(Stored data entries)
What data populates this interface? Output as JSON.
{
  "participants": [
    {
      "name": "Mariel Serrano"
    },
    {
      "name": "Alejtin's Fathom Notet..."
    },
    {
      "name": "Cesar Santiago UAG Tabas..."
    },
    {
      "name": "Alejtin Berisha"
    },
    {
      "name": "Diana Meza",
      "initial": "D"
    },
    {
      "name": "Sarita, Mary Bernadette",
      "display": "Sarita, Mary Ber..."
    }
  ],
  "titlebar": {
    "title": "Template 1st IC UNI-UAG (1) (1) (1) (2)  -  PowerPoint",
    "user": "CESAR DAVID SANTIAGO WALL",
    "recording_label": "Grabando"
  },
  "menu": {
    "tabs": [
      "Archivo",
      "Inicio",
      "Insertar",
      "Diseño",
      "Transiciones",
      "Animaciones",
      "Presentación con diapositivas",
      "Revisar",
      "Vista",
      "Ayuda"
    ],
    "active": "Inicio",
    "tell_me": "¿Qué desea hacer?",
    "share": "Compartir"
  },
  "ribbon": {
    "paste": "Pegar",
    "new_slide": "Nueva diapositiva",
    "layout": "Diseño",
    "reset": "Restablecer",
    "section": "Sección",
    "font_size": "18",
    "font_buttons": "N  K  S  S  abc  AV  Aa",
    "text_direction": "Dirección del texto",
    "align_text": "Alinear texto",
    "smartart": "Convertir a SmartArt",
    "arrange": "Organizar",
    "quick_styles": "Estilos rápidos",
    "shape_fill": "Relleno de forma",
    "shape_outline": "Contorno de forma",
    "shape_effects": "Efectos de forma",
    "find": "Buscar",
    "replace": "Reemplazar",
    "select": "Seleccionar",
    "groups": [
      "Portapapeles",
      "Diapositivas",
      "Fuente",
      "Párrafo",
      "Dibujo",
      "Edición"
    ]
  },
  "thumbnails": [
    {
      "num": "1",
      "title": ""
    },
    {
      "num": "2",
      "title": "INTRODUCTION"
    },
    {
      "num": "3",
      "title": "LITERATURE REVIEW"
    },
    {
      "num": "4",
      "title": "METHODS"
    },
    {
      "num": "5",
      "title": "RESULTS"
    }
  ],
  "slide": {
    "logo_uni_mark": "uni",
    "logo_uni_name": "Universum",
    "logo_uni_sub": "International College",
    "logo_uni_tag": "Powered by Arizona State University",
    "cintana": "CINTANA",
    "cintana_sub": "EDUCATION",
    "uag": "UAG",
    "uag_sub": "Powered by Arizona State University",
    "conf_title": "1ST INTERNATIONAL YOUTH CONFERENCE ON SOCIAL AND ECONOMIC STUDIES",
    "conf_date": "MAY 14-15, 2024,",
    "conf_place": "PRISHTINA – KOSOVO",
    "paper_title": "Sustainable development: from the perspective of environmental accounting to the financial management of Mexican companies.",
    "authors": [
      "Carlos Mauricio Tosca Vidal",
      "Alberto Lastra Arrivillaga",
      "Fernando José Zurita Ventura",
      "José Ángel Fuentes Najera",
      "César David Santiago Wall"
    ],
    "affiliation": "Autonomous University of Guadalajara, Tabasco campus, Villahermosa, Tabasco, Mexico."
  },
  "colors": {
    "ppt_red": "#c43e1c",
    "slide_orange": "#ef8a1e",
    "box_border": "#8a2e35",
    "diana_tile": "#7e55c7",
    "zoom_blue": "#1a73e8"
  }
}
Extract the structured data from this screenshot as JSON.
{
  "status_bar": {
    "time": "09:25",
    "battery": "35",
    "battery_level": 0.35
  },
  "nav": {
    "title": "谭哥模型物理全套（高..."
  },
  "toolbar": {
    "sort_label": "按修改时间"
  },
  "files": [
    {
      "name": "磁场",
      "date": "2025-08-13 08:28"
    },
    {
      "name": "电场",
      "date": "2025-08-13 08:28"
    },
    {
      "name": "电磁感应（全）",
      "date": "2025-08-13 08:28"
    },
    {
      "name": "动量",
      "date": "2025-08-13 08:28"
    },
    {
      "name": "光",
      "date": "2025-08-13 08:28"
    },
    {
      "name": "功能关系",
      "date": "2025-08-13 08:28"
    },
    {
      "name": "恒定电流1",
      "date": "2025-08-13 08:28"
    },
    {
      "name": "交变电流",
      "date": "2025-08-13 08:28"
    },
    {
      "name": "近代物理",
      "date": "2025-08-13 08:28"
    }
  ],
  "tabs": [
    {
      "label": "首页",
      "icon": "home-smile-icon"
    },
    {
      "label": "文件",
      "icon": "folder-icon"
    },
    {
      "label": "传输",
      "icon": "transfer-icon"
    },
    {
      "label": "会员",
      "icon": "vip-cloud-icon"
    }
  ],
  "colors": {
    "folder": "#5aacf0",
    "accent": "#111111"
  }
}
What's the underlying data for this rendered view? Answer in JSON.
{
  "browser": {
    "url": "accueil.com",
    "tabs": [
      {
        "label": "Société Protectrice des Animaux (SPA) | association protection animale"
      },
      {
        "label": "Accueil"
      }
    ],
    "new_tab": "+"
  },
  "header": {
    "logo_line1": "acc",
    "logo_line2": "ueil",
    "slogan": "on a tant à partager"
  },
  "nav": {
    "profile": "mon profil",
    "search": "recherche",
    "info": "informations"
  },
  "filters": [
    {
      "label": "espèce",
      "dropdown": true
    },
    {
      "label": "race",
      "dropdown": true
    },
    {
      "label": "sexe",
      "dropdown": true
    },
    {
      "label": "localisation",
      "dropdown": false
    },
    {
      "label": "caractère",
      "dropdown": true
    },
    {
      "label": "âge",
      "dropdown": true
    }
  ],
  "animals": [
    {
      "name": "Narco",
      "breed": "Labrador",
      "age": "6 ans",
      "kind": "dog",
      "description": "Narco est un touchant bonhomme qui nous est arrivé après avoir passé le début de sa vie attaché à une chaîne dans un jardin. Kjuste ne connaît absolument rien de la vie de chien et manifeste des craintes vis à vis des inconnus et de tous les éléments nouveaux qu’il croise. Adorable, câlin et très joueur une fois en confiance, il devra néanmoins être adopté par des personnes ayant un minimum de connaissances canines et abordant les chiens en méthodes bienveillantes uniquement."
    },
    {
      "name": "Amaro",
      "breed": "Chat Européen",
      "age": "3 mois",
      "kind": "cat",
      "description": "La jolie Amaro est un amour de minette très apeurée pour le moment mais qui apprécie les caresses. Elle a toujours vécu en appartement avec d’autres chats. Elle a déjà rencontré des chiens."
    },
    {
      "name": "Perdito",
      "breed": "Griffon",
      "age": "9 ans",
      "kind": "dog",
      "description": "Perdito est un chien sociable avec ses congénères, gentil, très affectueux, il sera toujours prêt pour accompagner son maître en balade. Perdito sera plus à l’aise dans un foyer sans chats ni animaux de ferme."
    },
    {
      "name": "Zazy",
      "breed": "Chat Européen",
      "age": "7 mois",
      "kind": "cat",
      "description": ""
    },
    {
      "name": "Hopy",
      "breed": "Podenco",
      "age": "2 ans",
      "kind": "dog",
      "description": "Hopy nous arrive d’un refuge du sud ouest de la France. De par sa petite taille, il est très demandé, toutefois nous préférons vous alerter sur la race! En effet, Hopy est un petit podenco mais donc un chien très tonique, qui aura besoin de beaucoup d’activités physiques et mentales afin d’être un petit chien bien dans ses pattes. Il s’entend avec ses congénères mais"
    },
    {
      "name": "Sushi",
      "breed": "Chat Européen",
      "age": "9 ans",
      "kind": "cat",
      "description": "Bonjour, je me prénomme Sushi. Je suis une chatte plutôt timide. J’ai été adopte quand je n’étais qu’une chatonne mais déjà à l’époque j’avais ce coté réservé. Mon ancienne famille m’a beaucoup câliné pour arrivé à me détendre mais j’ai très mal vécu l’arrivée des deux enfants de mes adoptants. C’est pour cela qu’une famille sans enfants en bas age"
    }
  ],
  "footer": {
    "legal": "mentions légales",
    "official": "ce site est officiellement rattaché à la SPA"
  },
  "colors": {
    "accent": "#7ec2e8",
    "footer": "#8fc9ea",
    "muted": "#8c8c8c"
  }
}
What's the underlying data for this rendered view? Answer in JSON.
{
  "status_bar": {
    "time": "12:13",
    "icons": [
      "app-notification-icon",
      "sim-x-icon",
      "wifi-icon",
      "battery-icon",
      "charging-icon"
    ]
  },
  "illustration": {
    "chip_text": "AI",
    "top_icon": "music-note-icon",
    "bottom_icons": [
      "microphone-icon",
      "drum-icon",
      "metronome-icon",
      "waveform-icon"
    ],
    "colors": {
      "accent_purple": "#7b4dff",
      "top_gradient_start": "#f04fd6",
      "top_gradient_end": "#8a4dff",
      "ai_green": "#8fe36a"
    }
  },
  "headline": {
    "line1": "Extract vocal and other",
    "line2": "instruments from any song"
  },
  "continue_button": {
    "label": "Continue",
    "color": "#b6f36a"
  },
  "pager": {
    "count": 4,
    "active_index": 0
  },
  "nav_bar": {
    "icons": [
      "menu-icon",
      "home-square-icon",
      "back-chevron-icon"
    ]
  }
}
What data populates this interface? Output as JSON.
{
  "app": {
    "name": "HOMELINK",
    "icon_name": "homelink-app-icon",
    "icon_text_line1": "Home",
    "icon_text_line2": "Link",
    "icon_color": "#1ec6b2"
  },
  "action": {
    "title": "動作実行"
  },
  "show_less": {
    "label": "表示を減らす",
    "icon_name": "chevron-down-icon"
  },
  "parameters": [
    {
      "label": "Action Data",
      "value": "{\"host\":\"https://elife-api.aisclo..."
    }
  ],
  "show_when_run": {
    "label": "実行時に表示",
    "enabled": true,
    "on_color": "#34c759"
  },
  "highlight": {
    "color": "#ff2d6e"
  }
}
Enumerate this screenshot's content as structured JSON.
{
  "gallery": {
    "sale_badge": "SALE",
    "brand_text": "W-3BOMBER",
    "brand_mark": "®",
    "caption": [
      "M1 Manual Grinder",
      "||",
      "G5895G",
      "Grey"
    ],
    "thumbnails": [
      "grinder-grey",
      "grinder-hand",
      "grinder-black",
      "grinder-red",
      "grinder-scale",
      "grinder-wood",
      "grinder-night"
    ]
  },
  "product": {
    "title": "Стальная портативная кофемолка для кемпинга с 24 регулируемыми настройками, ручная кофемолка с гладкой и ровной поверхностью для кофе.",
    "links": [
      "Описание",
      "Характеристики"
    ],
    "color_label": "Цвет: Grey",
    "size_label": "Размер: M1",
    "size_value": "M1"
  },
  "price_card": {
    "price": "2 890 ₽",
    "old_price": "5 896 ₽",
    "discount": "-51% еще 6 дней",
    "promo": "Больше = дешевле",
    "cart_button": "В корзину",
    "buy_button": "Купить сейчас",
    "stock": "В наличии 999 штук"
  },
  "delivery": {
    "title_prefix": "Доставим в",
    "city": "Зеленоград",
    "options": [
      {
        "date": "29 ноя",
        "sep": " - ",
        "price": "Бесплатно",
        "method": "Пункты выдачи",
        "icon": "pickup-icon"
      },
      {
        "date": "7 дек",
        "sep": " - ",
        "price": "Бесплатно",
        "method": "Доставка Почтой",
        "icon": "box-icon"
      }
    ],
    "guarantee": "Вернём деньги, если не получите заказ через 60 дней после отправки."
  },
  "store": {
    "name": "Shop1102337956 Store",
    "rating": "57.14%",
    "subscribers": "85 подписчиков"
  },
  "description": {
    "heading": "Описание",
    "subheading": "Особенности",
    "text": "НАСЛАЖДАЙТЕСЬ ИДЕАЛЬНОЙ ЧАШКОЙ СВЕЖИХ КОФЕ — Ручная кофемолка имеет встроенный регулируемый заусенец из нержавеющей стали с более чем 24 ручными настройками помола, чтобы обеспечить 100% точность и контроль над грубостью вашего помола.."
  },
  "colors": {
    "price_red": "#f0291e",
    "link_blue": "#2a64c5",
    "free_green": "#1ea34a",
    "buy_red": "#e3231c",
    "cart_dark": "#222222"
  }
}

Short exercise
Look through the data above. Find each line with the string "Alejtin" and copy it.

Solution for this task
      "name": "Alejtin's Fathom Notet..."
      "name": "Alejtin Berisha"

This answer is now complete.